_EXTRACT PROVIDED:_
++++

Am I slow or just gullible?

I like to see this…
This can be a tough job, and we truly learn by ‘doing.’

The notion that you can train a guy to go completely on his own in a matter of weeks, is just beyond me. :confused:

Hey my man…

Don’t worry about what other people are doing. Focus on the panes and keep moving forward no matter what. After a while, you pop your head up and notice you have repeat customers you can bang out super duper fast because you know exactly what to expect and you were just here 90 days ago to do the outside only and they like you enough that you have a key to the home.

You feel guilty as you are locking up and realize you just made $120 per hour on this job that used to take you four hours, you can now do in 2.

You will also realize you have those jobs that pay $40 per hour because of all the ladder stands, landscaping and bushes. Then you realized you underbid the job because your an idiot or for whatever reason. But while your doing that job. Keep in your mind those days in your residential route you bang out $120 per hour. Then learn for next time, and get faster at that house because you were there before and it’s no big deal.

Let’s look at the real hard facts.

My hourly rate is calculated over a yearly average. Not per job. We window cleaners are quick to pat ourselves on the back and talk about $80 per hour averages. I get it. I have a small penis too.

If we are really honest about our hourly rate. We would take the hours paid vs the hours worked or intended business hours. Not for just “the Season” but the entire year.

So. 52 work weeks in a year. Minus 2 Weeks Cancun Time = 50 weeks x 40 hour works = 2,000 hrs per year.

++++

_EXERCISES TO COMPLETE:_
A. Return, word for word, the passage of the window-cleaning post between "I like to see" and "to the home.", inclusive.
B. In the window-cleaning post, over what period does the writer calculate the hourly rate?
C. Write a continuation of the window-cleaning post, picking up right after its last sentence.
The material that follows this post is not needed for any task here.

_GIVEN MATERIAL:_
++++

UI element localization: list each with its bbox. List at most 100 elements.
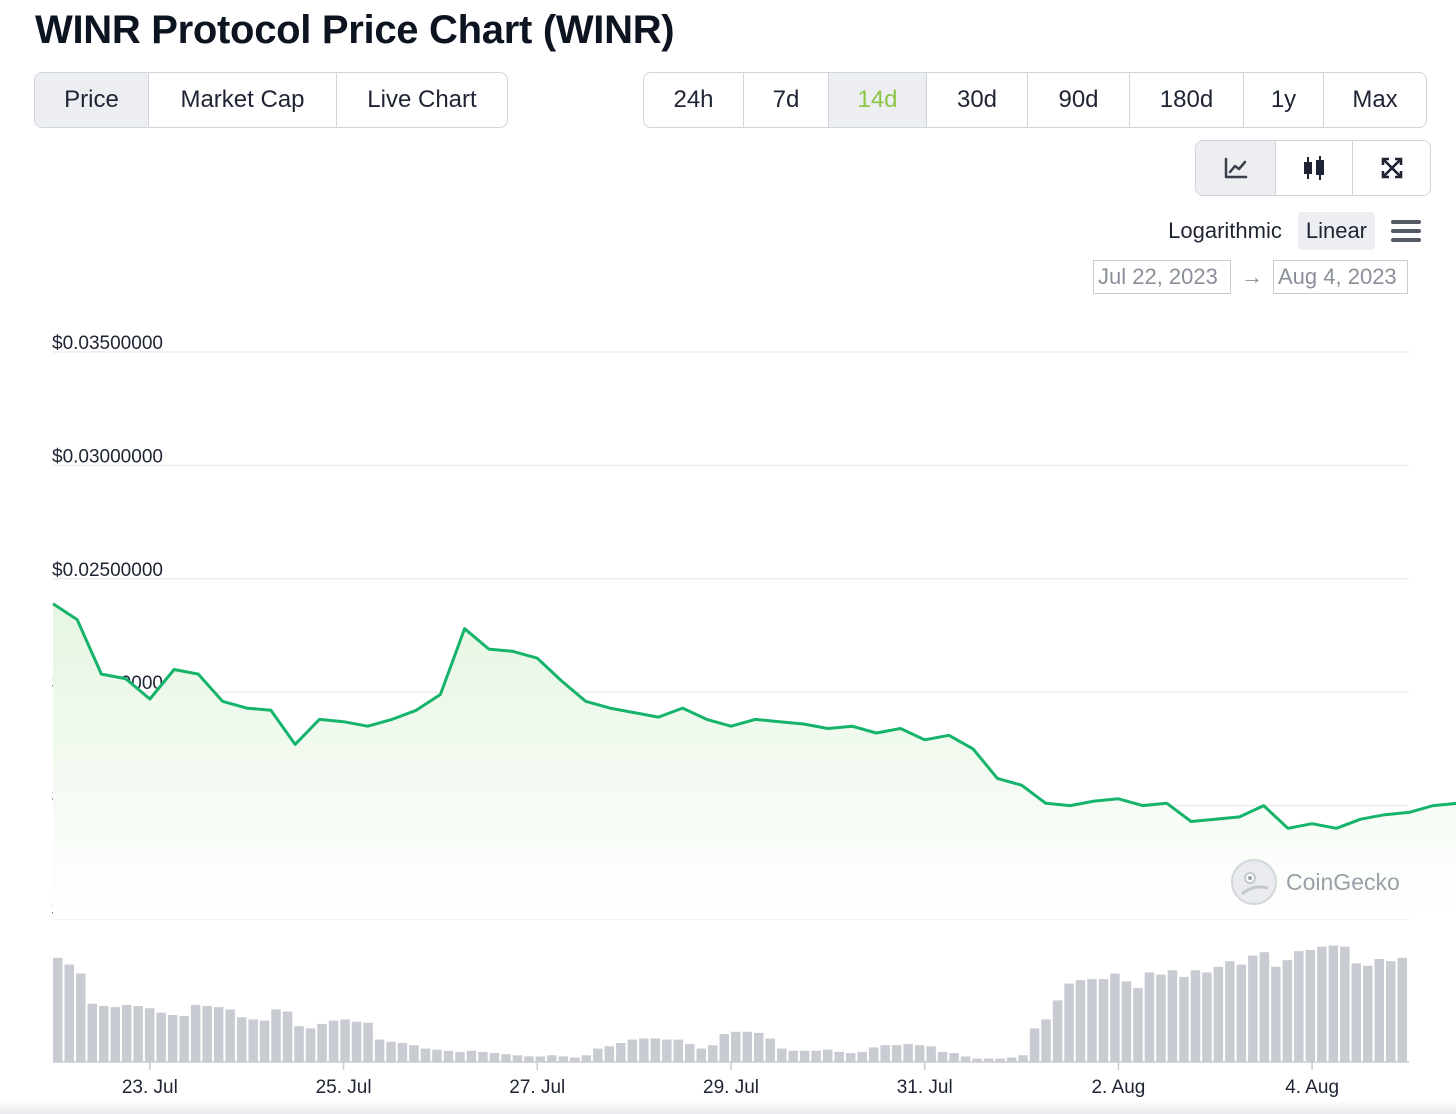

++++

_TASK ANSWERS:_
A.
I like to see this…
This can be a tough job, and we truly learn by ‘doing.’

The notion that you can train a guy to go completely on his own in a matter of weeks, is just beyond me. :confused:

Hey my man…

Don’t worry about what other people are doing. Focus on the panes and keep moving forward no matter what. After a while, you pop your head up and notice you have repeat customers you can bang out super duper fast because you know exactly what to expect and you were just here 90 days ago to do the outside only and they like you enough that you have a key to the home.

B. The writer calculates it as a yearly average, not per job.

C.
As a one man band with a squeegee and a bucket. You have your busy and your slow but really I average $1800 per week for 42 weeks the rest of the time I sit on my couch and eat Fritos or travel. Let’s be honest here, sometimes I even travel and eat Fritos too.

As I was saying… 42 weeks at $1,800 = $75,600 - $20,000 for marketing and operating expenses (as long as I am REALLY careful) That leaves $55,000 per year to work for 9.5 months out of the year. By the way, the $1,800 per week window pane time is me not trying to kill myself. That’s somewhat full time on the glass with time to go do estimates and happy hours as needed.

Not really rushing from place to place under a tight schedule. Just relaxed. There to do the job right and comfortable with your $28.65 per hour income all year long when I only work 9.5 months out of the year. All the while finding, doing, and remembering those $120 per hour houses.

So look back at the end of your fiscal year and really crunch the numbers and get gut level honest with your hourly rate. What do the numbers tell you? What do I need to do to improve? Where can I trim the fat?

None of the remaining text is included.